TASK DIRECTIONS:
Lines holding the string "погоды" are the ones to copy; find them all in the data.

[Dataset items]
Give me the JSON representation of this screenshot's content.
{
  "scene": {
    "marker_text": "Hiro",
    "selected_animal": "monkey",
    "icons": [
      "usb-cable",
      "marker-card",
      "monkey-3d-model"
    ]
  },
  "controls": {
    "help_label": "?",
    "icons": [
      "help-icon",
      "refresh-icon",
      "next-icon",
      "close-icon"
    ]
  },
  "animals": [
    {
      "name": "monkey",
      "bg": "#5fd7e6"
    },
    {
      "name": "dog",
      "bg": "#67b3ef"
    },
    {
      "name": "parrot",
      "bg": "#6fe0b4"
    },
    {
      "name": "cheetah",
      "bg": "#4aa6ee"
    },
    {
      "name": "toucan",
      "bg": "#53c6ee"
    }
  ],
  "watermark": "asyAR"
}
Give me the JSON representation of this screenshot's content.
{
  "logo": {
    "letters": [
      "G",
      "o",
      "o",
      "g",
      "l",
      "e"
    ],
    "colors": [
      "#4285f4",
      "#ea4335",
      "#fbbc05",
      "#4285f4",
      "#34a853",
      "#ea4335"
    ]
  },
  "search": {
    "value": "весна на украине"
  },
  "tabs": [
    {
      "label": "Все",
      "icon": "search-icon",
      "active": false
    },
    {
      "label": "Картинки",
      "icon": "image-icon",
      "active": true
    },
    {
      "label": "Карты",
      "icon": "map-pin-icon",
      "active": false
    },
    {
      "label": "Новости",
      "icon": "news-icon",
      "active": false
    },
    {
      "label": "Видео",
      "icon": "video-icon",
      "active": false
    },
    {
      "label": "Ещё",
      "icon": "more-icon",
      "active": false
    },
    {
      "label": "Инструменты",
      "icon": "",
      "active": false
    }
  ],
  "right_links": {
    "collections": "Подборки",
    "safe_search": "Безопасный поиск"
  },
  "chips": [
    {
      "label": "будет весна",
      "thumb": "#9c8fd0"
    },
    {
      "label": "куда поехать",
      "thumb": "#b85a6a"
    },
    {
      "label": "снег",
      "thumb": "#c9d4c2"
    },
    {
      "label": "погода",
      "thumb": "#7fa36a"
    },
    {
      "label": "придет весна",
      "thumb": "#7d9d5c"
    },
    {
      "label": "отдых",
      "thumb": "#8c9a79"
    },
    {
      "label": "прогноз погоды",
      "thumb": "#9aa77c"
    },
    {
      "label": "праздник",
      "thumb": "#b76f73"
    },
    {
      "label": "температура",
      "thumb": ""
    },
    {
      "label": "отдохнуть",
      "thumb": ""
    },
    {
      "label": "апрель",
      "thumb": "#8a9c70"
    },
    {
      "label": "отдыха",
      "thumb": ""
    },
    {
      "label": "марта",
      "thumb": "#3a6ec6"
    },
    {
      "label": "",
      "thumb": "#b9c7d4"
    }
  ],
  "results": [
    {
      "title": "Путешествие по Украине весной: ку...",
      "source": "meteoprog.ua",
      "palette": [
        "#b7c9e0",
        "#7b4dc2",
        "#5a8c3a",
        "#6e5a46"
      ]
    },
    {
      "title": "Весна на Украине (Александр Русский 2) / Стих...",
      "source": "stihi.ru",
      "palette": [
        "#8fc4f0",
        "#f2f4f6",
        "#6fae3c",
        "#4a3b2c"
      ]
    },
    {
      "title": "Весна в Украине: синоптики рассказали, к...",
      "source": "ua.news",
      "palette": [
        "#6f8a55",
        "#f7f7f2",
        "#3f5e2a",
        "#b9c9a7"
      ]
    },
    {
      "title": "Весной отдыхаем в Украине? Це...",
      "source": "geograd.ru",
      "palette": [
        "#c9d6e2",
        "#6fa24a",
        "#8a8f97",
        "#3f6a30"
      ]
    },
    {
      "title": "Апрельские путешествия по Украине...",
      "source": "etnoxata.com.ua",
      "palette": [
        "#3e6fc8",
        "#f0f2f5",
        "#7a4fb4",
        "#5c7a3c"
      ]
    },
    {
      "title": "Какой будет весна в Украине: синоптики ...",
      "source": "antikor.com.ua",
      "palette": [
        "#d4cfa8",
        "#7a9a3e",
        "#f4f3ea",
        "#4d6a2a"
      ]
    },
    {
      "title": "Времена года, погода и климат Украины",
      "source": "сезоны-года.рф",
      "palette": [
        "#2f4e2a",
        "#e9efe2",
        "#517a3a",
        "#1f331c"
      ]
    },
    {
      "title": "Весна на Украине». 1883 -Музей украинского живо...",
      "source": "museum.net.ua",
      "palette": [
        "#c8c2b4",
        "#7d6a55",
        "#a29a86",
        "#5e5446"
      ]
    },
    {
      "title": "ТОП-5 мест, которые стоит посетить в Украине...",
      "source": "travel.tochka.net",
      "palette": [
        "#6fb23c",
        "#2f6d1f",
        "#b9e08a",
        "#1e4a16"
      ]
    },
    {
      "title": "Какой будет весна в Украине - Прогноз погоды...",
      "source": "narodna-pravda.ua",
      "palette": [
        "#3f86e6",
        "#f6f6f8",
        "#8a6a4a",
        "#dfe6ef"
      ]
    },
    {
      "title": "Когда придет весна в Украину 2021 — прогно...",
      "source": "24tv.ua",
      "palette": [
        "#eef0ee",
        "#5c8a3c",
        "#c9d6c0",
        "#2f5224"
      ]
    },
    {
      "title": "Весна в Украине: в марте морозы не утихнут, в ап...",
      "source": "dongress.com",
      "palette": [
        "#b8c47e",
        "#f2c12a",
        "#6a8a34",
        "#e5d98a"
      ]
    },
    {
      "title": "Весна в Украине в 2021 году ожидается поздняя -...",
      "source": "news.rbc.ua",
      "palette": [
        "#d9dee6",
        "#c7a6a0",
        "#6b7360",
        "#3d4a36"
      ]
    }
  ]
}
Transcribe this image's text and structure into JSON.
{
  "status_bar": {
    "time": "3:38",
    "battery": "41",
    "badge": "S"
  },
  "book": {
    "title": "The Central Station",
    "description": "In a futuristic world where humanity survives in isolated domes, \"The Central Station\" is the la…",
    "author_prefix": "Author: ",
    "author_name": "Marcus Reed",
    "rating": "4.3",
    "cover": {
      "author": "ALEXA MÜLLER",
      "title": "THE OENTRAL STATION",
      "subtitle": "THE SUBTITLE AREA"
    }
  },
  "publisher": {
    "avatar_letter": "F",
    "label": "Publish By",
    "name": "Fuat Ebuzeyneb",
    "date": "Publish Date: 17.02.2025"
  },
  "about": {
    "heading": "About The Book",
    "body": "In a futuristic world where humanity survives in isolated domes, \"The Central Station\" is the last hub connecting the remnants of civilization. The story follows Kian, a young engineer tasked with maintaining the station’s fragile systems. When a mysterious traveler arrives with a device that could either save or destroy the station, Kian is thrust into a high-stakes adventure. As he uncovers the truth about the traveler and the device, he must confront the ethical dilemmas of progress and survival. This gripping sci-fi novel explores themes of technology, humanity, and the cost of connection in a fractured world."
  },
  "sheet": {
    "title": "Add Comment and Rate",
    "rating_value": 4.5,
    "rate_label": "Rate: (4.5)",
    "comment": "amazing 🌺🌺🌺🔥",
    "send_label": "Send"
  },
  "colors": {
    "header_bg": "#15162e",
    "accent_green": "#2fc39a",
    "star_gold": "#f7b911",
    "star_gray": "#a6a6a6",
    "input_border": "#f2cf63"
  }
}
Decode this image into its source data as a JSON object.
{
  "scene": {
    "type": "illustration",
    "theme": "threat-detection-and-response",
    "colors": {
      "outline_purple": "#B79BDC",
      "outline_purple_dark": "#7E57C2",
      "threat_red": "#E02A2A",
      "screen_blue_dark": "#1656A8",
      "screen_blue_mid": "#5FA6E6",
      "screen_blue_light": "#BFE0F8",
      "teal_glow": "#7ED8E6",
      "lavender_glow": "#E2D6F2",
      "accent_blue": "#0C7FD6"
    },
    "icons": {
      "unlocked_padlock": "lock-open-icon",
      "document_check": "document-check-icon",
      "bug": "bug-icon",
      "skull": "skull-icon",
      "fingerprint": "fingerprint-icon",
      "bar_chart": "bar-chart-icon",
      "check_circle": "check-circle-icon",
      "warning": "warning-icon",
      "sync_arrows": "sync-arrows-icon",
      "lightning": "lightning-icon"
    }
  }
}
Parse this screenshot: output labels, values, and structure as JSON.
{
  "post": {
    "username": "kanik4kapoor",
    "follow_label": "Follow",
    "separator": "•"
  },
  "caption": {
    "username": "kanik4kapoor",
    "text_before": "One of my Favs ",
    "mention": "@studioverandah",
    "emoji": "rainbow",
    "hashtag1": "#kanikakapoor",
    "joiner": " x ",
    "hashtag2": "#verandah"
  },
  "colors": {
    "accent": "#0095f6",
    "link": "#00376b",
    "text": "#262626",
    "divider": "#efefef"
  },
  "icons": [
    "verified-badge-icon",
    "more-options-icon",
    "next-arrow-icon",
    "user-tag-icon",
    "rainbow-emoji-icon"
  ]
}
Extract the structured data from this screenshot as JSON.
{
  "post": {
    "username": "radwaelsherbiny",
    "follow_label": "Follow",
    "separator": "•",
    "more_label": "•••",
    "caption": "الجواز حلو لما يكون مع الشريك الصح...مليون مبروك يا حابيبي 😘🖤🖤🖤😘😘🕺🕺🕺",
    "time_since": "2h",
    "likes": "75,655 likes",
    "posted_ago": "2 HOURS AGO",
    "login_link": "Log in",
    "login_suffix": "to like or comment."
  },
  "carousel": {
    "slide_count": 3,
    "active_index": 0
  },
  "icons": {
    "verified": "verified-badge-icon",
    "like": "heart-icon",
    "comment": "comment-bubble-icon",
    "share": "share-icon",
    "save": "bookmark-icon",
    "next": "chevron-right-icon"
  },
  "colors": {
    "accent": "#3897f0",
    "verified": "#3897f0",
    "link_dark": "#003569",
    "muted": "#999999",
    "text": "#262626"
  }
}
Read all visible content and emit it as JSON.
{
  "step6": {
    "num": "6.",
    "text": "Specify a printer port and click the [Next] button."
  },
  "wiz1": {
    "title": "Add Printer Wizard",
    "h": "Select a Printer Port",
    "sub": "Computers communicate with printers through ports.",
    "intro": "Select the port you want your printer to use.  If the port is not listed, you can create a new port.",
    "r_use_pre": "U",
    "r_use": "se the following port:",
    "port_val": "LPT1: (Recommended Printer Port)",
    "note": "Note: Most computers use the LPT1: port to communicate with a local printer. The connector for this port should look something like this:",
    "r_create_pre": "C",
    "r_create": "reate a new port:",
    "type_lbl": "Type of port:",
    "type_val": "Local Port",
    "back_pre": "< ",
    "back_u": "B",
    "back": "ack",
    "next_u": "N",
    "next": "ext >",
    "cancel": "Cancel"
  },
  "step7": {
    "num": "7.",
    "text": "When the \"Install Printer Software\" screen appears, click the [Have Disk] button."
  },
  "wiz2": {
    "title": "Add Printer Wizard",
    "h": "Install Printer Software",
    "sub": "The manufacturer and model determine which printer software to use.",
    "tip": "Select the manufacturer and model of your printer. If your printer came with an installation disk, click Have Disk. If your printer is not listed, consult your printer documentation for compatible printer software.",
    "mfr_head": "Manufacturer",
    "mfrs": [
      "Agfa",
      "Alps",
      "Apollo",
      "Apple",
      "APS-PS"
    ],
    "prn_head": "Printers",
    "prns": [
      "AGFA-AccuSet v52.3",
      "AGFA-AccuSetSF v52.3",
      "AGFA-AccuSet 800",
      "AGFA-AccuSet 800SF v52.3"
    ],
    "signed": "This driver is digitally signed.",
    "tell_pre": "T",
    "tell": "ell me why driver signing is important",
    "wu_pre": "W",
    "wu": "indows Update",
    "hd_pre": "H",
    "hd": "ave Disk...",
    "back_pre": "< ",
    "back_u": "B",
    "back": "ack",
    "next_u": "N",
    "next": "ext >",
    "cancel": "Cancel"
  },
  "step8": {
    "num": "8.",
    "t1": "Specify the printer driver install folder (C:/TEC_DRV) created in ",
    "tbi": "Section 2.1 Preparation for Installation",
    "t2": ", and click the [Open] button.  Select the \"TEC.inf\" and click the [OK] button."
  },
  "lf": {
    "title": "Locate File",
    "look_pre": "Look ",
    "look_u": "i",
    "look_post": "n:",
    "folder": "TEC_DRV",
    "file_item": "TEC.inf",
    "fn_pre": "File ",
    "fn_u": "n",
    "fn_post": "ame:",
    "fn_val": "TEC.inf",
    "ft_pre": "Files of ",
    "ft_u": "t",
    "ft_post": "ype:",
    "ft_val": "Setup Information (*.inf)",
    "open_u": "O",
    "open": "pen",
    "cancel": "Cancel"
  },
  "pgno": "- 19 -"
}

FINISHED EXERCISE:
      "label": "прогноз погоды",
      "title": "Какой будет весна в Украине - Прогноз погоды...",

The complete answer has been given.